Make an exact copy of the listing below.
--
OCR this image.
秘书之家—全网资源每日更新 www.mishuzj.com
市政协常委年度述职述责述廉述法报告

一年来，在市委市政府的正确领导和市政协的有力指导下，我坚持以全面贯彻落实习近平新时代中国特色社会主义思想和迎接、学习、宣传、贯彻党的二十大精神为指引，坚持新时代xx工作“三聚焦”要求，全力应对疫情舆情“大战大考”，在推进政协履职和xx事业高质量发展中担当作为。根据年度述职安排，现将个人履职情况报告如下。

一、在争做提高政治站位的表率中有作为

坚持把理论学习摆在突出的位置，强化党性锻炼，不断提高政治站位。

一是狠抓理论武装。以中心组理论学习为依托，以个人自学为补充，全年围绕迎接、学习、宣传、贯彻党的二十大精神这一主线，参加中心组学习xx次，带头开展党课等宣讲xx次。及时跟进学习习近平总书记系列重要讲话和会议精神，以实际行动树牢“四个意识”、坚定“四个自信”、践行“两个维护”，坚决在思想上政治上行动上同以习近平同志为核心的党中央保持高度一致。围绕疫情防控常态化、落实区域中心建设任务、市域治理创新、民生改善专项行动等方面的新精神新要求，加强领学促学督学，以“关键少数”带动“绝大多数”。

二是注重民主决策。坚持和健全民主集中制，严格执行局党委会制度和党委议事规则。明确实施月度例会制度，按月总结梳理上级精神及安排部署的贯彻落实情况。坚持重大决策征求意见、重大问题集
--
*RESULT FOR THIS EXERCISE*
OCR this image.
秘书之家—全网资源每日更新 www.mishuzj.com
市政协常委年度述职述责述廉述法报告

一年来，在市委市政府的正确领导和市政协的有力指导下，我坚持以全面贯彻落实习近平新时代中国特色社会主义思想和迎接、学习、宣传、贯彻党的二十大精神为指引，坚持新时代xx工作“三聚焦”要求，全力应对疫情舆情“大战大考”，在推进政协履职和xx事业高质量发展中担当作为。根据年度述职安排，现将个人履职情况报告如下。

一、在争做提高政治站位的表率中有作为

坚持把理论学习摆在突出的位置，强化党性锻炼，不断提高政治站位。

一是狠抓理论武装。以中心组理论学习为依托，以个人自学为补充，全年围绕迎接、学习、宣传、贯彻党的二十大精神这一主线，参加中心组学习xx次，带头开展党课等宣讲xx次。及时跟进学习习近平总书记系列重要讲话和会议精神，以实际行动树牢“四个意识”、坚定“四个自信”、践行“两个维护”，坚决在思想上政治上行动上同以习近平同志为核心的党中央保持高度一致。围绕疫情防控常态化、落实区域中心建设任务、市域治理创新、民生改善专项行动等方面的新精神新要求，加强领学促学督学，以“关键少数”带动“绝大多数”。

二是注重民主决策。坚持和健全民主集中制，严格执行局党委会制度和党委议事规则。明确实施月度例会制度，按月总结梳理上级精神及安排部署的贯彻落实情况。坚持重大决策征求意见、重大问题集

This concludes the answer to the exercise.